# [TASK BRIEF]
Keep the pictures out and restate every record exactly.

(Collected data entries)

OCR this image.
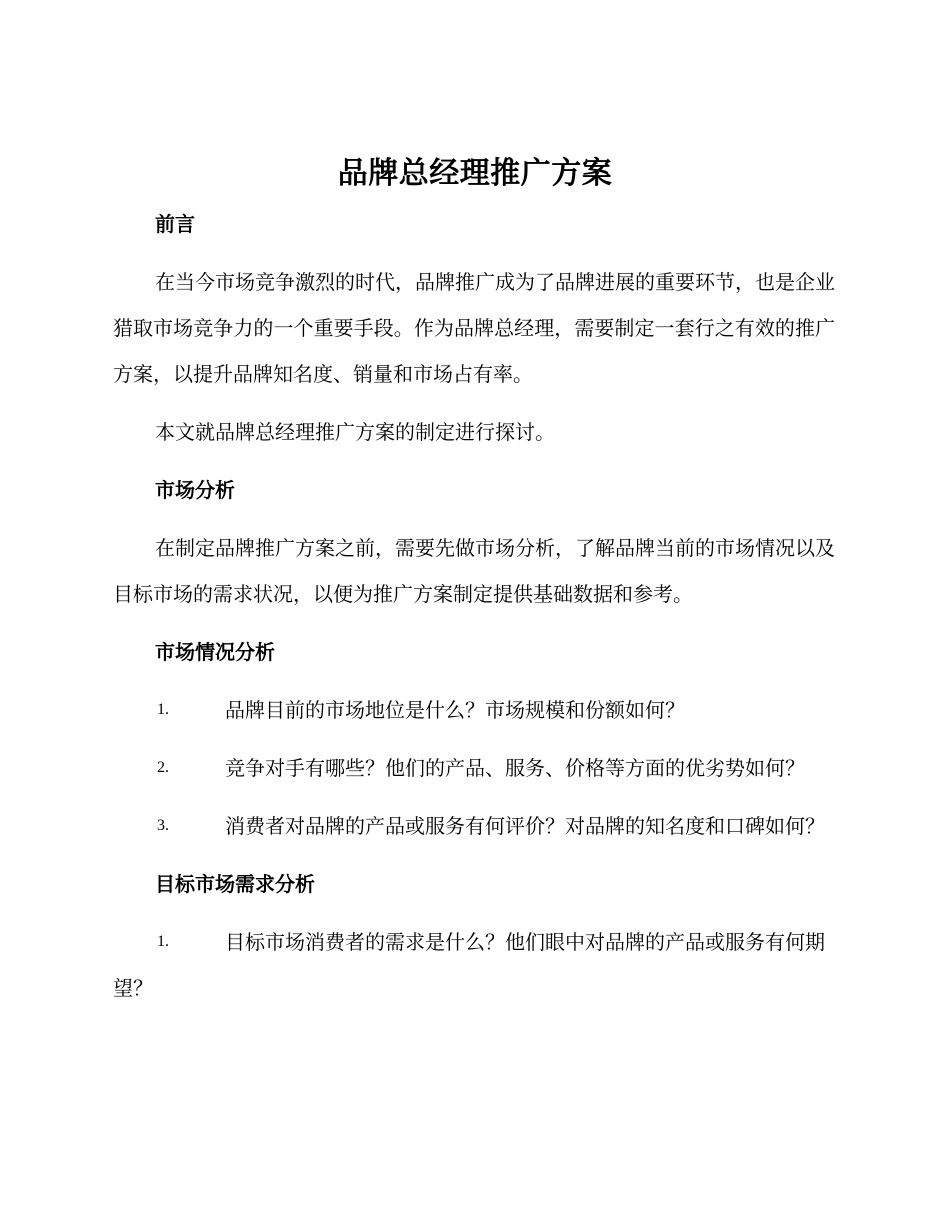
品牌总经理推广方案
前言
在当今市场竞争激烈的时代，品牌推广成为了品牌进展的重要环节，也是企业猎取市场竞争力的一个重要手段。作为品牌总经理，需要制定一套行之有效的推广方案，以提升品牌知名度、销量和市场占有率。
本文就品牌总经理推广方案的制定进行探讨。
市场分析
在制定品牌推广方案之前，需要先做市场分析，了解品牌当前的市场情况以及目标市场的需求状况，以便为推广方案制定提供基础数据和参考。
市场情况分析
1.	品牌目前的市场地位是什么？市场规模和份额如何？
2.	竞争对手有哪些？他们的产品、服务、价格等方面的优劣势如何？
3.	消费者对品牌的产品或服务有何评价？对品牌的知名度和口碑如何？
目标市场需求分析
1.	目标市场消费者的需求是什么？他们眼中对品牌的产品或服务有何期望？
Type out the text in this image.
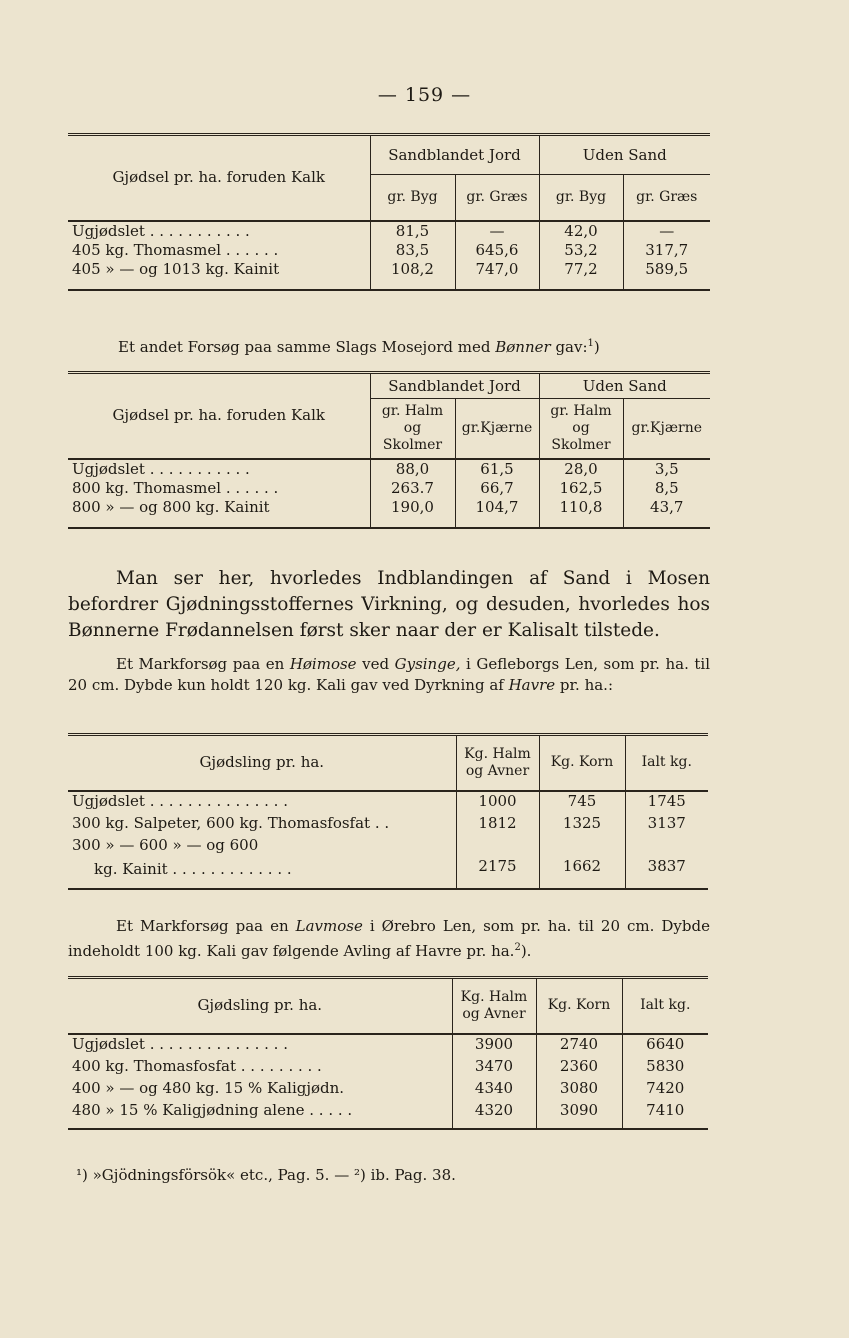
— 159 —
Gjødsel pr. ha. foruden Kalk	Sandblandet Jord		Uden Sand	
	gr. Byg	gr. Græs	gr. Byg	gr. Græs
Ugjødslet . . . . . . . . . . .	81,5	—	42,0	—
405 kg. Thomasmel . . . . . .	83,5	645,6	53,2	317,7
405 » — og 1013 kg. Kainit	108,2	747,0	77,2	589,5

Et andet Forsøg paa samme Slags Mosejord med Bønner gav:$^1$)

Gjødsel pr. ha. foruden Kalk	Sandblandet Jord		Uden Sand	
	gr. Halm og Skolmer	gr.Kjærne	gr. Halm og Skolmer	gr.Kjærne
Ugjødslet . . . . . . . . . . .	88,0	61,5	28,0	3,5
800 kg. Thomasmel . . . . . .	263.7	66,7	162,5	8,5
800 » — og 800 kg. Kainit	190,0	104,7	110,8	43,7

Man ser her, hvorledes Indblandingen af Sand i Mosen befordrer Gjødningsstoffernes Virkning, og desuden, hvorledes hos Bønnerne Frødannelsen først sker naar der er Kalisalt tilstede.

Et Markforsøg paa en Høimose ved Gysinge, i Gefleborgs Len, som pr. ha. til 20 cm. Dybde kun holdt 120 kg. Kali gav ved Dyrkning af Havre pr. ha.:

Gjødsling pr. ha.	Kg. Halm og Avner	Kg. Korn	Ialt kg.
Ugjødslet . . . . . . . . . . . . . . .	1000	745	1745
300 kg. Salpeter, 600 kg. Thomasfosfat . .	1812	1325	3137
300 » — 600 » — og 600			
kg. Kainit . . . . . . . . . . . . .	2175	1662	3837

Et Markforsøg paa en Lavmose i Ørebro Len, som pr. ha. til 20 cm. Dybde indeholdt 100 kg. Kali gav følgende Avling af Havre pr. ha.$^2$).

Gjødsling pr. ha.	Kg. Halm og Avner	Kg. Korn	Ialt kg.
Ugjødslet . . . . . . . . . . . . . . .	3900	2740	6640
400 kg. Thomasfosfat . . . . . . . . .	3470	2360	5830
400 » — og 480 kg. 15 % Kaligjødn.	4340	3080	7420
480 » 15 % Kaligjødning alene . . . . .	4320	3090	7410
¹) »Gjödningsförsök« etc., Pag. 5. — ²) ib. Pag. 38.
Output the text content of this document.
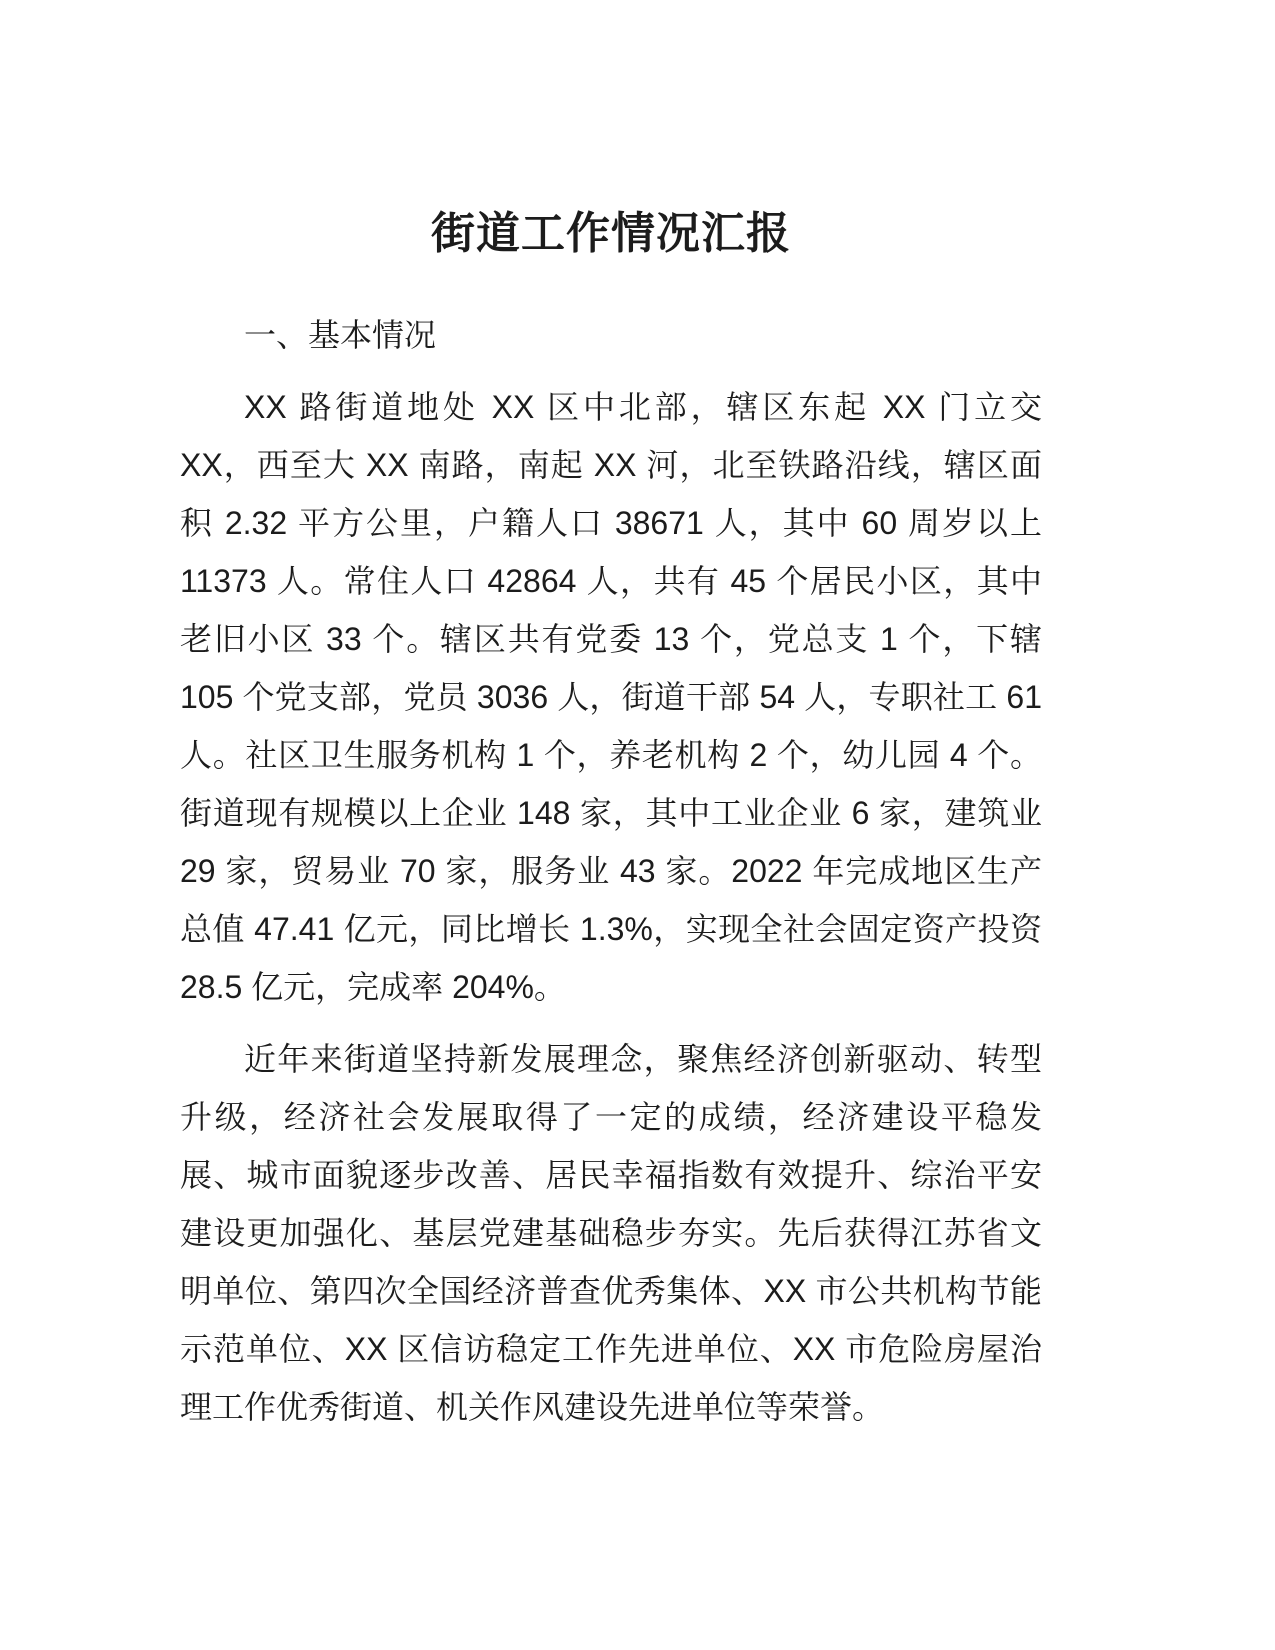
街道工作情况汇报
一、基本情况

XX 路街道地处 XX 区中北部，辖区东起 XX 门立交 XX，西至大 XX 南路，南起 XX 河，北至铁路沿线，辖区面积 2.32 平方公里，户籍人口 38671 人，其中 60 周岁以上 11373 人。常住人口 42864 人，共有 45 个居民小区，其中老旧小区 33 个。辖区共有党委 13 个，党总支 1 个，下辖 105 个党支部，党员 3036 人，街道干部 54 人，专职社工 61 人。社区卫生服务机构 1 个，养老机构 2 个，幼儿园 4 个。街道现有规模以上企业 148 家，其中工业企业 6 家，建筑业 29 家，贸易业 70 家，服务业 43 家。2022 年完成地区生产总值 47.41 亿元，同比增长 1.3%，实现全社会固定资产投资 28.5 亿元，完成率 204%。

近年来街道坚持新发展理念，聚焦经济创新驱动、转型升级，经济社会发展取得了一定的成绩，经济建设平稳发展、城市面貌逐步改善、居民幸福指数有效提升、综治平安建设更加强化、基层党建基础稳步夯实。先后获得江苏省文明单位、第四次全国经济普查优秀集体、XX 市公共机构节能示范单位、XX 区信访稳定工作先进单位、XX 市危险房屋治理工作优秀街道、机关作风建设先进单位等荣誉。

# [EXERCISE SOLUTION]
OCR this image.
品牌总经理推广方案
前言
在当今市场竞争激烈的时代，品牌推广成为了品牌进展的重要环节，也是企业猎取市场竞争力的一个重要手段。作为品牌总经理，需要制定一套行之有效的推广方案，以提升品牌知名度、销量和市场占有率。
本文就品牌总经理推广方案的制定进行探讨。
市场分析
在制定品牌推广方案之前，需要先做市场分析，了解品牌当前的市场情况以及目标市场的需求状况，以便为推广方案制定提供基础数据和参考。
市场情况分析
1.	品牌目前的市场地位是什么？市场规模和份额如何？
2.	竞争对手有哪些？他们的产品、服务、价格等方面的优劣势如何？
3.	消费者对品牌的产品或服务有何评价？对品牌的知名度和口碑如何？
目标市场需求分析
1.	目标市场消费者的需求是什么？他们眼中对品牌的产品或服务有何期望？
Type out the text in this image.
— 159 —
Gjødsel pr. ha. foruden Kalk	Sandblandet Jord		Uden Sand	
	gr. Byg	gr. Græs	gr. Byg	gr. Græs
Ugjødslet . . . . . . . . . . .	81,5	—	42,0	—
405 kg. Thomasmel . . . . . .	83,5	645,6	53,2	317,7
405 » — og 1013 kg. Kainit	108,2	747,0	77,2	589,5

Et andet Forsøg paa samme Slags Mosejord med Bønner gav:$^1$)

Gjødsel pr. ha. foruden Kalk	Sandblandet Jord		Uden Sand	
	gr. Halm og Skolmer	gr.Kjærne	gr. Halm og Skolmer	gr.Kjærne
Ugjødslet . . . . . . . . . . .	88,0	61,5	28,0	3,5
800 kg. Thomasmel . . . . . .	263.7	66,7	162,5	8,5
800 » — og 800 kg. Kainit	190,0	104,7	110,8	43,7

Man ser her, hvorledes Indblandingen af Sand i Mosen befordrer Gjødningsstoffernes Virkning, og desuden, hvorledes hos Bønnerne Frødannelsen først sker naar der er Kalisalt tilstede.

Et Markforsøg paa en Høimose ved Gysinge, i Gefleborgs Len, som pr. ha. til 20 cm. Dybde kun holdt 120 kg. Kali gav ved Dyrkning af Havre pr. ha.:

Gjødsling pr. ha.	Kg. Halm og Avner	Kg. Korn	Ialt kg.
Ugjødslet . . . . . . . . . . . . . . .	1000	745	1745
300 kg. Salpeter, 600 kg. Thomasfosfat . .	1812	1325	3137
300 » — 600 » — og 600			
kg. Kainit . . . . . . . . . . . . .	2175	1662	3837

Et Markforsøg paa en Lavmose i Ørebro Len, som pr. ha. til 20 cm. Dybde indeholdt 100 kg. Kali gav følgende Avling af Havre pr. ha.$^2$).

Gjødsling pr. ha.	Kg. Halm og Avner	Kg. Korn	Ialt kg.
Ugjødslet . . . . . . . . . . . . . . .	3900	2740	6640
400 kg. Thomasfosfat . . . . . . . . .	3470	2360	5830
400 » — og 480 kg. 15 % Kaligjødn.	4340	3080	7420
480 » 15 % Kaligjødning alene . . . . .	4320	3090	7410
¹) »Gjödningsförsök« etc., Pag. 5. — ²) ib. Pag. 38.
Output the text content of this document.
街道工作情况汇报
一、基本情况

XX 路街道地处 XX 区中北部，辖区东起 XX 门立交 XX，西至大 XX 南路，南起 XX 河，北至铁路沿线，辖区面积 2.32 平方公里，户籍人口 38671 人，其中 60 周岁以上 11373 人。常住人口 42864 人，共有 45 个居民小区，其中老旧小区 33 个。辖区共有党委 13 个，党总支 1 个，下辖 105 个党支部，党员 3036 人，街道干部 54 人，专职社工 61 人。社区卫生服务机构 1 个，养老机构 2 个，幼儿园 4 个。街道现有规模以上企业 148 家，其中工业企业 6 家，建筑业 29 家，贸易业 70 家，服务业 43 家。2022 年完成地区生产总值 47.41 亿元，同比增长 1.3%，实现全社会固定资产投资 28.5 亿元，完成率 204%。

近年来街道坚持新发展理念，聚焦经济创新驱动、转型升级，经济社会发展取得了一定的成绩，经济建设平稳发展、城市面貌逐步改善、居民幸福指数有效提升、综治平安建设更加强化、基层党建基础稳步夯实。先后获得江苏省文明单位、第四次全国经济普查优秀集体、XX 市公共机构节能示范单位、XX 区信访稳定工作先进单位、XX 市危险房屋治理工作优秀街道、机关作风建设先进单位等荣誉。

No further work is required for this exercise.